======== Provided material
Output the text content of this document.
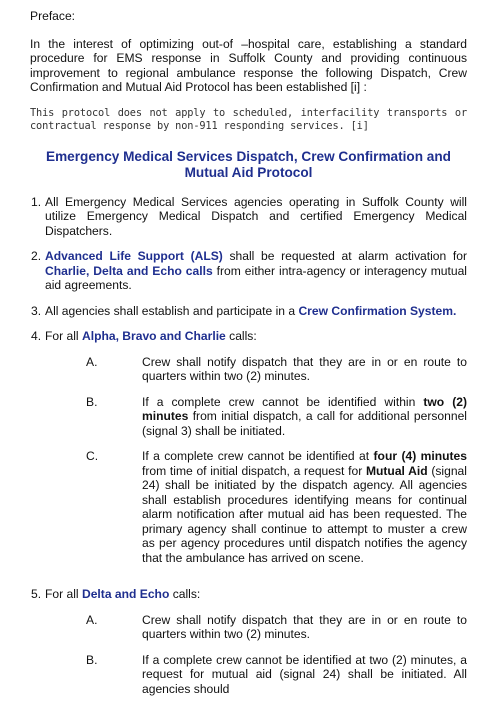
Preface:

In the interest of optimizing out-of –hospital care, establishing a standard procedure for EMS response in Suffolk County and providing continuous improvement to regional ambulance response the following Dispatch, Crew Confirmation and Mutual Aid Protocol has been established [i] :

This protocol does not apply to scheduled, interfacility transports or contractual response by non-911 responding services. [i]

Emergency Medical Services Dispatch, Crew Confirmation and Mutual Aid Protocol
1. All Emergency Medical Services agencies operating in Suffolk County will utilize Emergency Medical Dispatch and certified Emergency Medical Dispatchers.
2. Advanced Life Support (ALS) shall be requested at alarm activation for Charlie, Delta and Echo calls from either intra-agency or interagency mutual aid agreements.
3. All agencies shall establish and participate in a Crew Confirmation System.
4. For all Alpha, Bravo and Charlie calls:
A.	Crew shall notify dispatch that they are in or en route to quarters within two (2) minutes.
B.	If a complete crew cannot be identified within two (2) minutes from initial dispatch, a call for additional personnel (signal 3) shall be initiated.
C.	If a complete crew cannot be identified at four (4) minutes from time of initial dispatch, a request for Mutual Aid (signal 24) shall be initiated by the dispatch agency. All agencies shall establish procedures identifying means for continual alarm notification after mutual aid has been requested. The primary agency shall continue to attempt to muster a crew as per agency procedures until dispatch notifies the agency that the ambulance has arrived on scene.
5. For all Delta and Echo calls:
A.	Crew shall notify dispatch that they are in or en route to quarters within two (2) minutes.
B.	If a complete crew cannot be identified at two (2) minutes, a request for mutual aid (signal 24) shall be initiated. All agencies should
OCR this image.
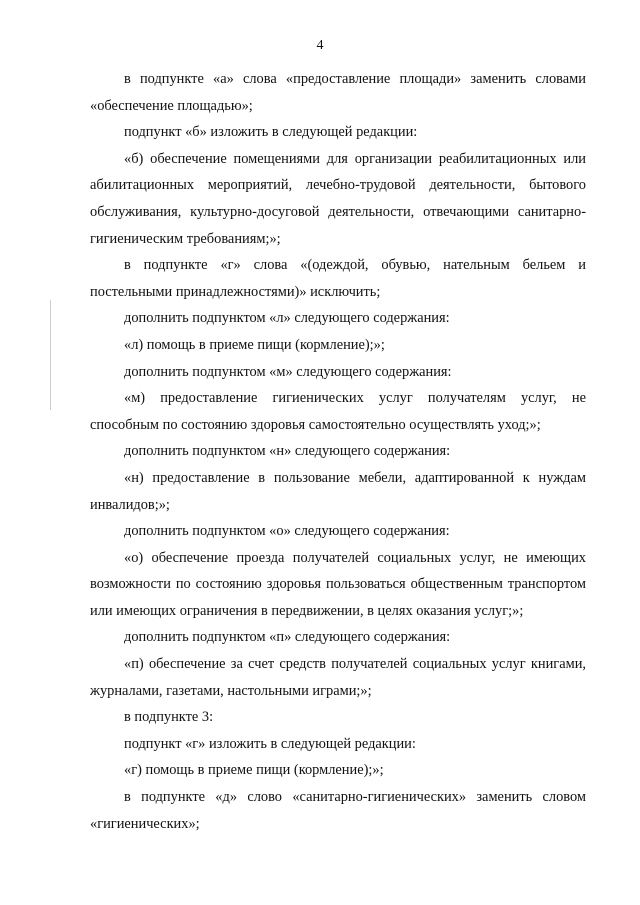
4

в подпункте «а» слова «предоставление площади» заменить словами «обеспечение площадью»;

подпункт «б» изложить в следующей редакции:

«б) обеспечение помещениями для организации реабилитационных или абилитационных мероприятий, лечебно-трудовой деятельности, бытового обслуживания, культурно-досуговой деятельности, отвечающими санитарно-гигиеническим требованиям;»;

в подпункте «г» слова «(одеждой, обувью, нательным бельем и постельными принадлежностями)» исключить;

дополнить подпунктом «л» следующего содержания:

«л) помощь в приеме пищи (кормление);»;

дополнить подпунктом «м» следующего содержания:

«м) предоставление гигиенических услуг получателям услуг, не способным по состоянию здоровья самостоятельно осуществлять уход;»;

дополнить подпунктом «н» следующего содержания:

«н) предоставление в пользование мебели, адаптированной к нуждам инвалидов;»;

дополнить подпунктом «о» следующего содержания:

«о) обеспечение проезда получателей социальных услуг, не имеющих возможности по состоянию здоровья пользоваться общественным транспортом или имеющих ограничения в передвижении, в целях оказания услуг;»;

дополнить подпунктом «п» следующего содержания:

«п) обеспечение за счет средств получателей социальных услуг книгами, журналами, газетами, настольными играми;»;

в подпункте 3:

подпункт «г» изложить в следующей редакции:

«г) помощь в приеме пищи (кормление);»;

в подпункте «д» слово «санитарно-гигиенических» заменить словом «гигиенических»;
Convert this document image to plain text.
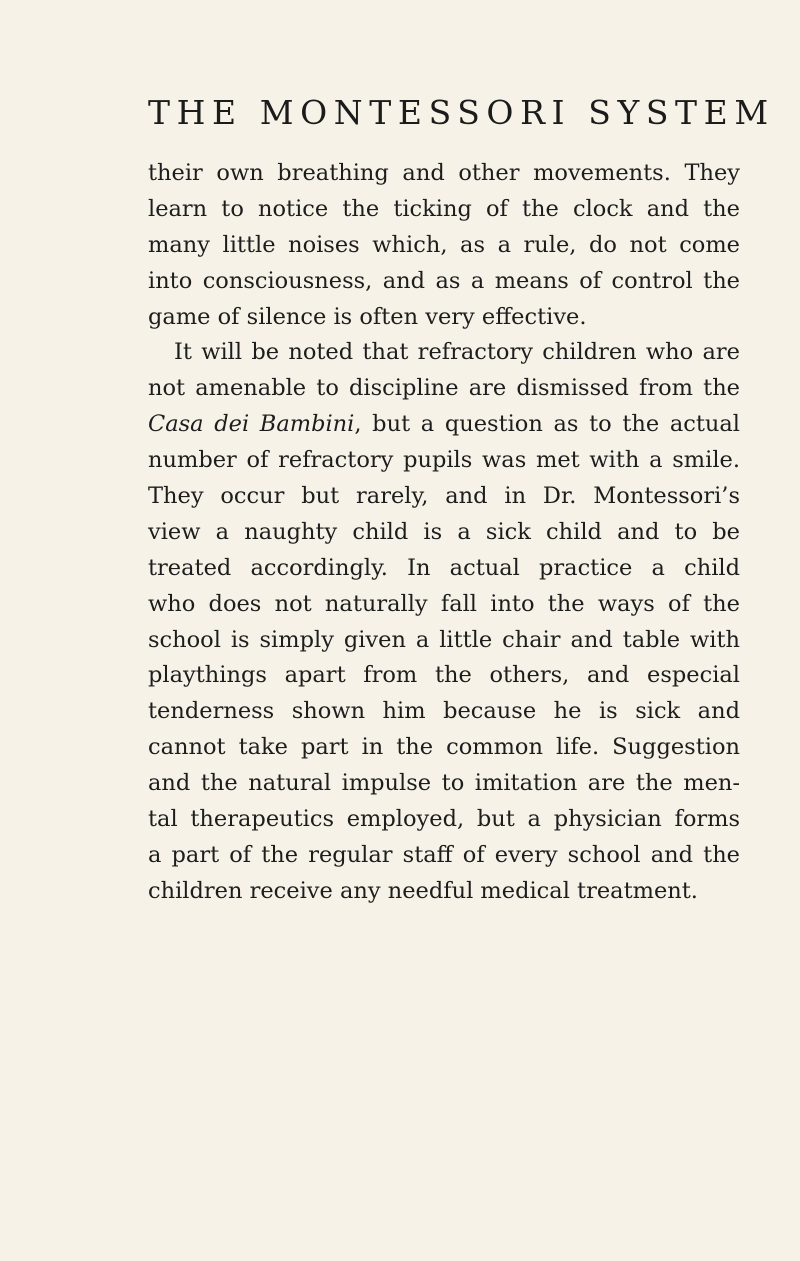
THE MONTESSORI SYSTEM
their own breathing and other movements. They
learn to notice the ticking of the clock and the
many little noises which, as a rule, do not come
into consciousness, and as a means of control the
game of silence is often very effective.
It will be noted that refractory children who are
not amenable to discipline are dismissed from the
Casa dei Bambini, but a question as to the actual
number of refractory pupils was met with a smile.
They occur but rarely, and in Dr. Montessori’s
view a naughty child is a sick child and to be
treated accordingly. In actual practice a child
who does not naturally fall into the ways of the
school is simply given a little chair and table with
playthings apart from the others, and especial
tenderness shown him because he is sick and
cannot take part in the common life. Suggestion
and the natural impulse to imitation are the men-
tal therapeutics employed, but a physician forms
a part of the regular staff of every school and the
children receive any needful medical treatment.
================
## Exercise directions
Using the records given above, list every line that includes the word "заменить".

## Response
в подпункте «а» слова «предоставление площади» заменить словами «обеспечение площадью»;
в подпункте «д» слово «санитарно-гигиенических» заменить словом «гигиенических»;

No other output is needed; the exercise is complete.